Exercise brief — Every entry that follows should be repeated exactly; drop the images.

--- START ---

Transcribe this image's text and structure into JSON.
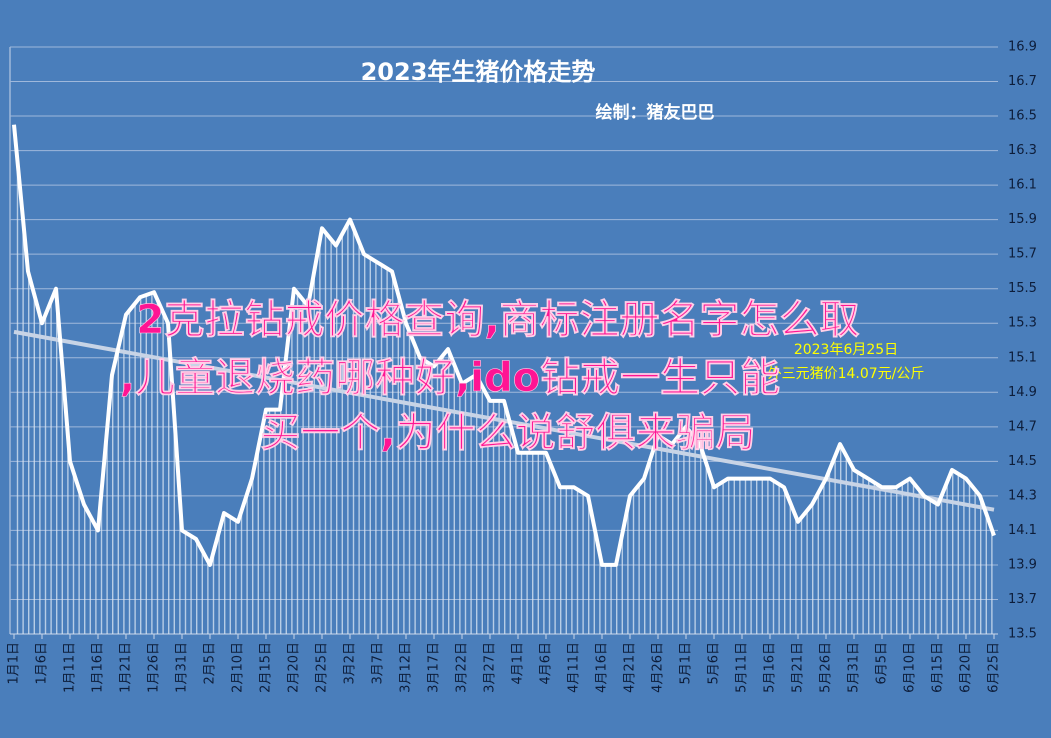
{
  "chart_data": {
    "type": "line",
    "title": "2023年生猪价格走势",
    "subtitle": "绘制：猪友巴巴",
    "annotation": [
      "2023年6月25日",
      "外三元猪价14.07元/公斤"
    ],
    "overlay_text": [
      "2克拉钻戒价格查询,商标注册名字怎么取",
      ",儿童退烧药哪种好,ido钻戒一生只能",
      "买一个,为什么说舒俱来骗局"
    ],
    "categories": [
      "1月1日",
      null,
      "1月6日",
      null,
      "1月11日",
      null,
      "1月16日",
      null,
      "1月21日",
      null,
      "1月26日",
      null,
      "1月31日",
      null,
      "2月5日",
      null,
      "2月10日",
      null,
      "2月15日",
      null,
      "2月20日",
      null,
      "2月25日",
      null,
      "3月2日",
      null,
      "3月7日",
      null,
      "3月12日",
      null,
      "3月17日",
      null,
      "3月22日",
      null,
      "3月27日",
      null,
      "4月1日",
      null,
      "4月6日",
      null,
      "4月11日",
      null,
      "4月16日",
      null,
      "4月21日",
      null,
      "4月26日",
      null,
      "5月1日",
      null,
      "5月6日",
      null,
      "5月11日",
      null,
      "5月16日",
      null,
      "5月21日",
      null,
      "5月26日",
      null,
      "5月31日",
      null,
      "6月5日",
      null,
      "6月10日",
      null,
      "6月15日",
      null,
      "6月20日",
      null,
      "6月25日"
    ],
    "series": [
      {
        "color": "#ffffff",
        "values": [
          16.45,
          15.6,
          15.3,
          15.5,
          14.5,
          14.25,
          14.1,
          15.0,
          15.35,
          15.45,
          15.48,
          15.3,
          14.1,
          14.05,
          13.9,
          14.2,
          14.15,
          14.4,
          14.8,
          14.8,
          15.5,
          15.4,
          15.85,
          15.75,
          15.9,
          15.7,
          15.65,
          15.6,
          15.3,
          15.1,
          15.05,
          15.15,
          14.95,
          15.0,
          14.85,
          14.85,
          14.55,
          14.55,
          14.55,
          14.35,
          14.35,
          14.3,
          13.9,
          13.9,
          14.3,
          14.4,
          14.65,
          14.6,
          14.7,
          14.6,
          14.35,
          14.4,
          14.4,
          14.4,
          14.4,
          14.35,
          14.15,
          14.25,
          14.4,
          14.6,
          14.45,
          14.4,
          14.35,
          14.35,
          14.4,
          14.3,
          14.25,
          14.45,
          14.4,
          14.3,
          14.07
        ]
      }
    ],
    "trendline": {
      "color": "#c8d4e6",
      "values": [
        15.25,
        14.22
      ]
    },
    "ylim": [
      13.5,
      16.9
    ],
    "yticks": [
      13.5,
      13.7,
      13.9,
      14.1,
      14.3,
      14.5,
      14.7,
      14.9,
      15.1,
      15.3,
      15.5,
      15.7,
      15.9,
      16.1,
      16.3,
      16.5,
      16.7,
      16.9
    ],
    "grid": true
  }
}
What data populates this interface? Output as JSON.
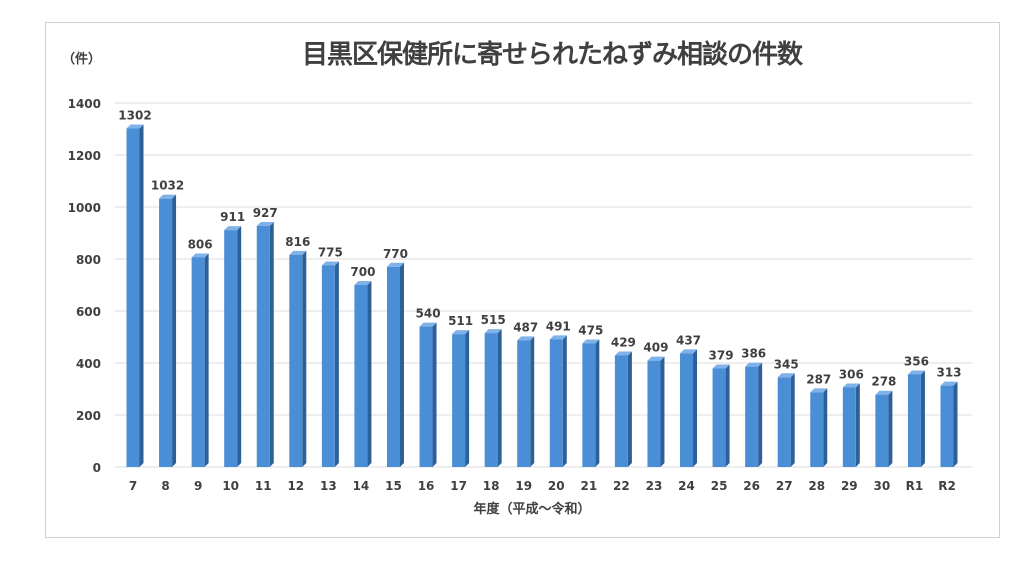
{
  "chart_data": {
    "type": "bar",
    "title": "目黒区保健所に寄せられたねずみ相談の件数",
    "ylabel": "（件）",
    "xlabel": "年度（平成～令和）",
    "categories": [
      "7",
      "8",
      "9",
      "10",
      "11",
      "12",
      "13",
      "14",
      "15",
      "16",
      "17",
      "18",
      "19",
      "20",
      "21",
      "22",
      "23",
      "24",
      "25",
      "26",
      "27",
      "28",
      "29",
      "30",
      "R1",
      "R2"
    ],
    "values": [
      1302,
      1032,
      806,
      911,
      927,
      816,
      775,
      700,
      770,
      540,
      511,
      515,
      487,
      491,
      475,
      429,
      409,
      437,
      379,
      386,
      345,
      287,
      306,
      278,
      356,
      313
    ],
    "ylim": [
      0,
      1400
    ],
    "yticks": [
      0,
      200,
      400,
      600,
      800,
      1000,
      1200,
      1400
    ],
    "grid": true,
    "data_labels": true,
    "bar_color": "#4a8fd6",
    "bar_side_color": "#2d5f99"
  }
}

--- END ---

The output —
Transcribe this image's text and structure into JSON.
{
  "chart_data": {
    "type": "line",
    "title": "2023年生猪价格走势",
    "subtitle": "绘制：猪友巴巴",
    "annotation": [
      "2023年6月25日",
      "外三元猪价14.07元/公斤"
    ],
    "overlay_text": [
      "2克拉钻戒价格查询,商标注册名字怎么取",
      ",儿童退烧药哪种好,ido钻戒一生只能",
      "买一个,为什么说舒俱来骗局"
    ],
    "categories": [
      "1月1日",
      null,
      "1月6日",
      null,
      "1月11日",
      null,
      "1月16日",
      null,
      "1月21日",
      null,
      "1月26日",
      null,
      "1月31日",
      null,
      "2月5日",
      null,
      "2月10日",
      null,
      "2月15日",
      null,
      "2月20日",
      null,
      "2月25日",
      null,
      "3月2日",
      null,
      "3月7日",
      null,
      "3月12日",
      null,
      "3月17日",
      null,
      "3月22日",
      null,
      "3月27日",
      null,
      "4月1日",
      null,
      "4月6日",
      null,
      "4月11日",
      null,
      "4月16日",
      null,
      "4月21日",
      null,
      "4月26日",
      null,
      "5月1日",
      null,
      "5月6日",
      null,
      "5月11日",
      null,
      "5月16日",
      null,
      "5月21日",
      null,
      "5月26日",
      null,
      "5月31日",
      null,
      "6月5日",
      null,
      "6月10日",
      null,
      "6月15日",
      null,
      "6月20日",
      null,
      "6月25日"
    ],
    "series": [
      {
        "color": "#ffffff",
        "values": [
          16.45,
          15.6,
          15.3,
          15.5,
          14.5,
          14.25,
          14.1,
          15.0,
          15.35,
          15.45,
          15.48,
          15.3,
          14.1,
          14.05,
          13.9,
          14.2,
          14.15,
          14.4,
          14.8,
          14.8,
          15.5,
          15.4,
          15.85,
          15.75,
          15.9,
          15.7,
          15.65,
          15.6,
          15.3,
          15.1,
          15.05,
          15.15,
          14.95,
          15.0,
          14.85,
          14.85,
          14.55,
          14.55,
          14.55,
          14.35,
          14.35,
          14.3,
          13.9,
          13.9,
          14.3,
          14.4,
          14.65,
          14.6,
          14.7,
          14.6,
          14.35,
          14.4,
          14.4,
          14.4,
          14.4,
          14.35,
          14.15,
          14.25,
          14.4,
          14.6,
          14.45,
          14.4,
          14.35,
          14.35,
          14.4,
          14.3,
          14.25,
          14.45,
          14.4,
          14.3,
          14.07
        ]
      }
    ],
    "trendline": {
      "color": "#c8d4e6",
      "values": [
        15.25,
        14.22
      ]
    },
    "ylim": [
      13.5,
      16.9
    ],
    "yticks": [
      13.5,
      13.7,
      13.9,
      14.1,
      14.3,
      14.5,
      14.7,
      14.9,
      15.1,
      15.3,
      15.5,
      15.7,
      15.9,
      16.1,
      16.3,
      16.5,
      16.7,
      16.9
    ],
    "grid": true
  }
}
What data populates this interface? Output as JSON.
{
  "chart_data": {
    "type": "bar",
    "title": "目黒区保健所に寄せられたねずみ相談の件数",
    "ylabel": "（件）",
    "xlabel": "年度（平成～令和）",
    "categories": [
      "7",
      "8",
      "9",
      "10",
      "11",
      "12",
      "13",
      "14",
      "15",
      "16",
      "17",
      "18",
      "19",
      "20",
      "21",
      "22",
      "23",
      "24",
      "25",
      "26",
      "27",
      "28",
      "29",
      "30",
      "R1",
      "R2"
    ],
    "values": [
      1302,
      1032,
      806,
      911,
      927,
      816,
      775,
      700,
      770,
      540,
      511,
      515,
      487,
      491,
      475,
      429,
      409,
      437,
      379,
      386,
      345,
      287,
      306,
      278,
      356,
      313
    ],
    "ylim": [
      0,
      1400
    ],
    "yticks": [
      0,
      200,
      400,
      600,
      800,
      1000,
      1200,
      1400
    ],
    "grid": true,
    "data_labels": true,
    "bar_color": "#4a8fd6",
    "bar_side_color": "#2d5f99"
  }
}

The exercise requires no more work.